▶ Written exercise: Lines holding the string "JSON" are the ones to copy; find them all in the data.
_ _ _ _ _ _ _
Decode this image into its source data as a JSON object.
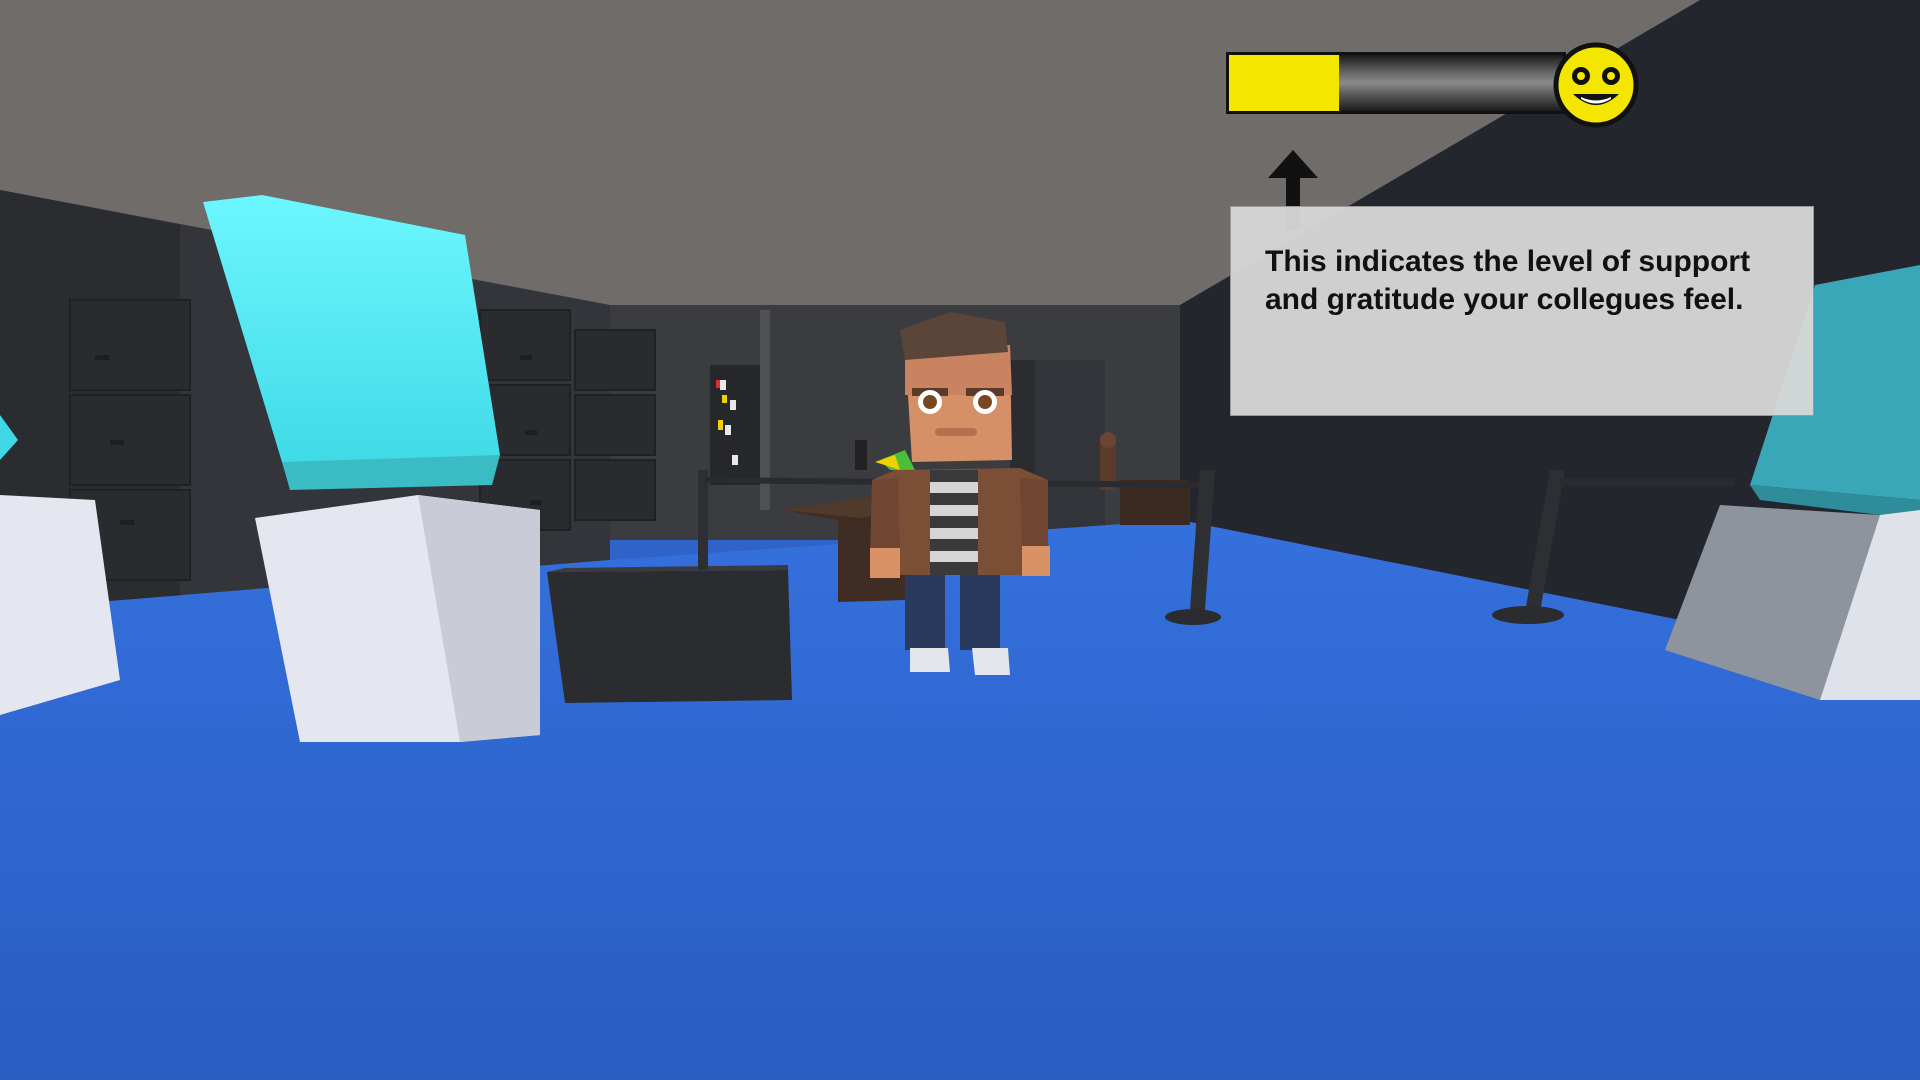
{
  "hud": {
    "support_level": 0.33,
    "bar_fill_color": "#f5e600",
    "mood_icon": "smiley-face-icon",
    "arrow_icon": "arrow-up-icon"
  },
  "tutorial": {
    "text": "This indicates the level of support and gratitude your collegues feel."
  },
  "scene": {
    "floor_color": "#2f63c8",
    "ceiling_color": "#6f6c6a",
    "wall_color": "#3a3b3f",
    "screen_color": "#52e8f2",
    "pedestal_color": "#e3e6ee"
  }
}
_ _ _ _ _ _ _
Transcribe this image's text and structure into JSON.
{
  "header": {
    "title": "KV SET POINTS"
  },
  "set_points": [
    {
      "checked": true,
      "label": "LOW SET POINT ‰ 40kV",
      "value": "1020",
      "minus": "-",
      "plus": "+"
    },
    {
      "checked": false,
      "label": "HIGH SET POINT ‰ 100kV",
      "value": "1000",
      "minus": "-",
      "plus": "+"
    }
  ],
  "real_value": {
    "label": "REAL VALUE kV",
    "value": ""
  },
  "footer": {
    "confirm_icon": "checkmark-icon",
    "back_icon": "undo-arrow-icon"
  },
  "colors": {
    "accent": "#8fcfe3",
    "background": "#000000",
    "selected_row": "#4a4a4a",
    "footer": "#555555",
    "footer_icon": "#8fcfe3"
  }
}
_ _ _ _ _ _ _
▶ Finished answer:
Decode this image into its source data as a JSON object.
Transcribe this image's text and structure into JSON.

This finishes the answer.